◆ Task instructions: Exactly as they appear, output all of the entries.

◆ Data for the task:
** Begin **

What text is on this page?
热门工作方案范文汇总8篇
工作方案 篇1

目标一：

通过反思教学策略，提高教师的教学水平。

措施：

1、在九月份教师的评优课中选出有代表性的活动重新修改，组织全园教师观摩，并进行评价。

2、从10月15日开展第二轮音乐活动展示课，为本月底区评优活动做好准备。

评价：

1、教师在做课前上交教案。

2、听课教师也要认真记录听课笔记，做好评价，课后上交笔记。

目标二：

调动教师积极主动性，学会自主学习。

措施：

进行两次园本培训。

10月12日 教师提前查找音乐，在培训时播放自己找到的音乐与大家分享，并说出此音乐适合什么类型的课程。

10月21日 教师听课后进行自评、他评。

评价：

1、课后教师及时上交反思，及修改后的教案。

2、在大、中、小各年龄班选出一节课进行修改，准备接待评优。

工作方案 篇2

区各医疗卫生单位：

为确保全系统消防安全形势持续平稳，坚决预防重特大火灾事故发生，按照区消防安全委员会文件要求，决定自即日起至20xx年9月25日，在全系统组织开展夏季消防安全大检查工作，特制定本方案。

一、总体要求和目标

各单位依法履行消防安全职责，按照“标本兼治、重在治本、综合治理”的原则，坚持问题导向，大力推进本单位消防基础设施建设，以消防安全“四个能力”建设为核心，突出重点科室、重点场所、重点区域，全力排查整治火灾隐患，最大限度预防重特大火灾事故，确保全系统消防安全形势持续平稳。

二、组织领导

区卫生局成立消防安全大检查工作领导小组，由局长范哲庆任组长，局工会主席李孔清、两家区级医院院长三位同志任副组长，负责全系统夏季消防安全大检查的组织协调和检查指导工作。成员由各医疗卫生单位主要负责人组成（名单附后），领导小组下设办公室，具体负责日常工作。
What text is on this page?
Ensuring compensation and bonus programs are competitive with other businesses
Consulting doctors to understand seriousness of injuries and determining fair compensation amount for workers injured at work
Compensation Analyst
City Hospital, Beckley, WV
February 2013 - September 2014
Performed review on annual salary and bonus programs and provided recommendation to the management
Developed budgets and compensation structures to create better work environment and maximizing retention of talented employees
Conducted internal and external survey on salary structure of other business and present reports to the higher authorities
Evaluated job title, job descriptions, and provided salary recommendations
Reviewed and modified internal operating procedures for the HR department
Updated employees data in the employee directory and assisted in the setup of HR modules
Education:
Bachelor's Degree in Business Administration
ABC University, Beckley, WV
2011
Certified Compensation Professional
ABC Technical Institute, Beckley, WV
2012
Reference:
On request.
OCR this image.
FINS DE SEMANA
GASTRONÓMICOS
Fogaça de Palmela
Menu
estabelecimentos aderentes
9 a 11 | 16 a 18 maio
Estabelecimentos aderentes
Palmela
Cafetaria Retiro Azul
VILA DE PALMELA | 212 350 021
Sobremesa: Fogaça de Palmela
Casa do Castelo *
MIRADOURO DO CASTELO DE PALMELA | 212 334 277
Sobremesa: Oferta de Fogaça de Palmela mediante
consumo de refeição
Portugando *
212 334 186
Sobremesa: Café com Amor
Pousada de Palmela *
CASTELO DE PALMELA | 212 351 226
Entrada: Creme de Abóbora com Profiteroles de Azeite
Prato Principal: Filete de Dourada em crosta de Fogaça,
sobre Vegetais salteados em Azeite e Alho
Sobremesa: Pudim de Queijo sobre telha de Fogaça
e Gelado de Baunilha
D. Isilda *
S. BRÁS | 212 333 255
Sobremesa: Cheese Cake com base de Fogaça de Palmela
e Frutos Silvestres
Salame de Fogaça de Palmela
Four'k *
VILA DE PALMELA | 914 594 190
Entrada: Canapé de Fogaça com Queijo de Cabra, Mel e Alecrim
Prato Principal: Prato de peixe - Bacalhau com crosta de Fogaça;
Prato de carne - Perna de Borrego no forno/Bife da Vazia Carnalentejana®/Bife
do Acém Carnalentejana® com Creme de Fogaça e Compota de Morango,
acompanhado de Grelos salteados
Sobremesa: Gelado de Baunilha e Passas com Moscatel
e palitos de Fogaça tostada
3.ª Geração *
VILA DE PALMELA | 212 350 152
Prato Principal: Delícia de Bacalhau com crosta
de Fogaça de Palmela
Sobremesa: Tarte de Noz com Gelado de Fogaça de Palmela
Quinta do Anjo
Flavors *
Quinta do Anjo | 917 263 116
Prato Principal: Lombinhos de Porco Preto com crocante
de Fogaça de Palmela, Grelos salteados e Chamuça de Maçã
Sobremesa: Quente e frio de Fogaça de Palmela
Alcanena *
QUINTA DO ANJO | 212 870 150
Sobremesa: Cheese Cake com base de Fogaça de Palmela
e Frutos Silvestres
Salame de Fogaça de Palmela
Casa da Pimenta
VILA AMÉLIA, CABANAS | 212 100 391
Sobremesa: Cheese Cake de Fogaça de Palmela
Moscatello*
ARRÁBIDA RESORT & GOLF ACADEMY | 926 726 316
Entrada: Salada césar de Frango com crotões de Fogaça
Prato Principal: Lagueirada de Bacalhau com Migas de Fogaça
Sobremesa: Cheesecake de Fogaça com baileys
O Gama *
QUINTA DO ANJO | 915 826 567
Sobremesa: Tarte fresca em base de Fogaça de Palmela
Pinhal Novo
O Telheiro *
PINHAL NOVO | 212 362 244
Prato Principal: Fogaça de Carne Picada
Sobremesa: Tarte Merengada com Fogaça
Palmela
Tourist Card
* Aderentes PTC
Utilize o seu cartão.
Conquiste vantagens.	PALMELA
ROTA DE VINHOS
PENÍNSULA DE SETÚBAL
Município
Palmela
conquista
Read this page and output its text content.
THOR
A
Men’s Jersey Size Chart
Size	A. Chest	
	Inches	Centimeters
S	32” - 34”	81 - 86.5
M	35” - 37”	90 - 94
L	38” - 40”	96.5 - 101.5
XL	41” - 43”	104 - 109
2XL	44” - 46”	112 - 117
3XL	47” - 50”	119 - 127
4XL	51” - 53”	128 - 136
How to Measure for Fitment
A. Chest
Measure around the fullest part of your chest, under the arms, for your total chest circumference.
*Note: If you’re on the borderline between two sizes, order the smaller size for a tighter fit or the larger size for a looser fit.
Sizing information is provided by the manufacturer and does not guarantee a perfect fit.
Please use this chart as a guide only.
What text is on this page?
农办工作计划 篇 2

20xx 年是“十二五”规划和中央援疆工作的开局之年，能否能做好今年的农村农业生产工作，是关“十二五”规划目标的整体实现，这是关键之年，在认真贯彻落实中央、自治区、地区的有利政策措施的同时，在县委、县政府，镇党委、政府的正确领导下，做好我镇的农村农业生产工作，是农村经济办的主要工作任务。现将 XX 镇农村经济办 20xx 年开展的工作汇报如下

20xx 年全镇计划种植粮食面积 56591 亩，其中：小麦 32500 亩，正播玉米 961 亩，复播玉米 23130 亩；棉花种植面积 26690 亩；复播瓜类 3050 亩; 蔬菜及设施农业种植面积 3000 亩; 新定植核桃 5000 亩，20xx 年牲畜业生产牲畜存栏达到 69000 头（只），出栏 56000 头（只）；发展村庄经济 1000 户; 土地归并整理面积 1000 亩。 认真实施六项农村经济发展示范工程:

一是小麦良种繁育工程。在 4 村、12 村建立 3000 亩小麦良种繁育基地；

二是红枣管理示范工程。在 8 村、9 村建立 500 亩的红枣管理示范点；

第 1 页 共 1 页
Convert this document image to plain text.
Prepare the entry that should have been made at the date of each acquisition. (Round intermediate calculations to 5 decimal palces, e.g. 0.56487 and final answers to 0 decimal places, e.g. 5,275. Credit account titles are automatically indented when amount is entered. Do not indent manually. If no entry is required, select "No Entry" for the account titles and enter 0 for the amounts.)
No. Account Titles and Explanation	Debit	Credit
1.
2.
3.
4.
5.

** End **

◆ Answer in full:
What text is on this page?
热门工作方案范文汇总8篇
工作方案 篇1

目标一：

通过反思教学策略，提高教师的教学水平。

措施：

1、在九月份教师的评优课中选出有代表性的活动重新修改，组织全园教师观摩，并进行评价。

2、从10月15日开展第二轮音乐活动展示课，为本月底区评优活动做好准备。

评价：

1、教师在做课前上交教案。

2、听课教师也要认真记录听课笔记，做好评价，课后上交笔记。

目标二：

调动教师积极主动性，学会自主学习。

措施：

进行两次园本培训。

10月12日 教师提前查找音乐，在培训时播放自己找到的音乐与大家分享，并说出此音乐适合什么类型的课程。

10月21日 教师听课后进行自评、他评。

评价：

1、课后教师及时上交反思，及修改后的教案。

2、在大、中、小各年龄班选出一节课进行修改，准备接待评优。

工作方案 篇2

区各医疗卫生单位：

为确保全系统消防安全形势持续平稳，坚决预防重特大火灾事故发生，按照区消防安全委员会文件要求，决定自即日起至20xx年9月25日，在全系统组织开展夏季消防安全大检查工作，特制定本方案。

一、总体要求和目标

各单位依法履行消防安全职责，按照“标本兼治、重在治本、综合治理”的原则，坚持问题导向，大力推进本单位消防基础设施建设，以消防安全“四个能力”建设为核心，突出重点科室、重点场所、重点区域，全力排查整治火灾隐患，最大限度预防重特大火灾事故，确保全系统消防安全形势持续平稳。

二、组织领导

区卫生局成立消防安全大检查工作领导小组，由局长范哲庆任组长，局工会主席李孔清、两家区级医院院长三位同志任副组长，负责全系统夏季消防安全大检查的组织协调和检查指导工作。成员由各医疗卫生单位主要负责人组成（名单附后），领导小组下设办公室，具体负责日常工作。
What text is on this page?
Ensuring compensation and bonus programs are competitive with other businesses
Consulting doctors to understand seriousness of injuries and determining fair compensation amount for workers injured at work
Compensation Analyst
City Hospital, Beckley, WV
February 2013 - September 2014
Performed review on annual salary and bonus programs and provided recommendation to the management
Developed budgets and compensation structures to create better work environment and maximizing retention of talented employees
Conducted internal and external survey on salary structure of other business and present reports to the higher authorities
Evaluated job title, job descriptions, and provided salary recommendations
Reviewed and modified internal operating procedures for the HR department
Updated employees data in the employee directory and assisted in the setup of HR modules
Education:
Bachelor's Degree in Business Administration
ABC University, Beckley, WV
2011
Certified Compensation Professional
ABC Technical Institute, Beckley, WV
2012
Reference:
On request.
OCR this image.
FINS DE SEMANA
GASTRONÓMICOS
Fogaça de Palmela
Menu
estabelecimentos aderentes
9 a 11 | 16 a 18 maio
Estabelecimentos aderentes
Palmela
Cafetaria Retiro Azul
VILA DE PALMELA | 212 350 021
Sobremesa: Fogaça de Palmela
Casa do Castelo *
MIRADOURO DO CASTELO DE PALMELA | 212 334 277
Sobremesa: Oferta de Fogaça de Palmela mediante
consumo de refeição
Portugando *
212 334 186
Sobremesa: Café com Amor
Pousada de Palmela *
CASTELO DE PALMELA | 212 351 226
Entrada: Creme de Abóbora com Profiteroles de Azeite
Prato Principal: Filete de Dourada em crosta de Fogaça,
sobre Vegetais salteados em Azeite e Alho
Sobremesa: Pudim de Queijo sobre telha de Fogaça
e Gelado de Baunilha
D. Isilda *
S. BRÁS | 212 333 255
Sobremesa: Cheese Cake com base de Fogaça de Palmela
e Frutos Silvestres
Salame de Fogaça de Palmela
Four'k *
VILA DE PALMELA | 914 594 190
Entrada: Canapé de Fogaça com Queijo de Cabra, Mel e Alecrim
Prato Principal: Prato de peixe - Bacalhau com crosta de Fogaça;
Prato de carne - Perna de Borrego no forno/Bife da Vazia Carnalentejana®/Bife
do Acém Carnalentejana® com Creme de Fogaça e Compota de Morango,
acompanhado de Grelos salteados
Sobremesa: Gelado de Baunilha e Passas com Moscatel
e palitos de Fogaça tostada
3.ª Geração *
VILA DE PALMELA | 212 350 152
Prato Principal: Delícia de Bacalhau com crosta
de Fogaça de Palmela
Sobremesa: Tarte de Noz com Gelado de Fogaça de Palmela
Quinta do Anjo
Flavors *
Quinta do Anjo | 917 263 116
Prato Principal: Lombinhos de Porco Preto com crocante
de Fogaça de Palmela, Grelos salteados e Chamuça de Maçã
Sobremesa: Quente e frio de Fogaça de Palmela
Alcanena *
QUINTA DO ANJO | 212 870 150
Sobremesa: Cheese Cake com base de Fogaça de Palmela
e Frutos Silvestres
Salame de Fogaça de Palmela
Casa da Pimenta
VILA AMÉLIA, CABANAS | 212 100 391
Sobremesa: Cheese Cake de Fogaça de Palmela
Moscatello*
ARRÁBIDA RESORT & GOLF ACADEMY | 926 726 316
Entrada: Salada césar de Frango com crotões de Fogaça
Prato Principal: Lagueirada de Bacalhau com Migas de Fogaça
Sobremesa: Cheesecake de Fogaça com baileys
O Gama *
QUINTA DO ANJO | 915 826 567
Sobremesa: Tarte fresca em base de Fogaça de Palmela
Pinhal Novo
O Telheiro *
PINHAL NOVO | 212 362 244
Prato Principal: Fogaça de Carne Picada
Sobremesa: Tarte Merengada com Fogaça
Palmela
Tourist Card
* Aderentes PTC
Utilize o seu cartão.
Conquiste vantagens.	PALMELA
ROTA DE VINHOS
PENÍNSULA DE SETÚBAL
Município
Palmela
conquista
Read this page and output its text content.
THOR
A
Men’s Jersey Size Chart
Size	A. Chest	
	Inches	Centimeters
S	32” - 34”	81 - 86.5
M	35” - 37”	90 - 94
L	38” - 40”	96.5 - 101.5
XL	41” - 43”	104 - 109
2XL	44” - 46”	112 - 117
3XL	47” - 50”	119 - 127
4XL	51” - 53”	128 - 136
How to Measure for Fitment
A. Chest
Measure around the fullest part of your chest, under the arms, for your total chest circumference.
*Note: If you’re on the borderline between two sizes, order the smaller size for a tighter fit or the larger size for a looser fit.
Sizing information is provided by the manufacturer and does not guarantee a perfect fit.
Please use this chart as a guide only.
What text is on this page?
农办工作计划 篇 2

20xx 年是“十二五”规划和中央援疆工作的开局之年，能否能做好今年的农村农业生产工作，是关“十二五”规划目标的整体实现，这是关键之年，在认真贯彻落实中央、自治区、地区的有利政策措施的同时，在县委、县政府，镇党委、政府的正确领导下，做好我镇的农村农业生产工作，是农村经济办的主要工作任务。现将 XX 镇农村经济办 20xx 年开展的工作汇报如下

20xx 年全镇计划种植粮食面积 56591 亩，其中：小麦 32500 亩，正播玉米 961 亩，复播玉米 23130 亩；棉花种植面积 26690 亩；复播瓜类 3050 亩; 蔬菜及设施农业种植面积 3000 亩; 新定植核桃 5000 亩，20xx 年牲畜业生产牲畜存栏达到 69000 头（只），出栏 56000 头（只）；发展村庄经济 1000 户; 土地归并整理面积 1000 亩。 认真实施六项农村经济发展示范工程:

一是小麦良种繁育工程。在 4 村、12 村建立 3000 亩小麦良种繁育基地；

二是红枣管理示范工程。在 8 村、9 村建立 500 亩的红枣管理示范点；

第 1 页 共 1 页
Convert this document image to plain text.
Prepare the entry that should have been made at the date of each acquisition. (Round intermediate calculations to 5 decimal palces, e.g. 0.56487 and final answers to 0 decimal places, e.g. 5,275. Credit account titles are automatically indented when amount is entered. Do not indent manually. If no entry is required, select "No Entry" for the account titles and enter 0 for the amounts.)
No. Account Titles and Explanation	Debit	Credit
1.
2.
3.
4.
5.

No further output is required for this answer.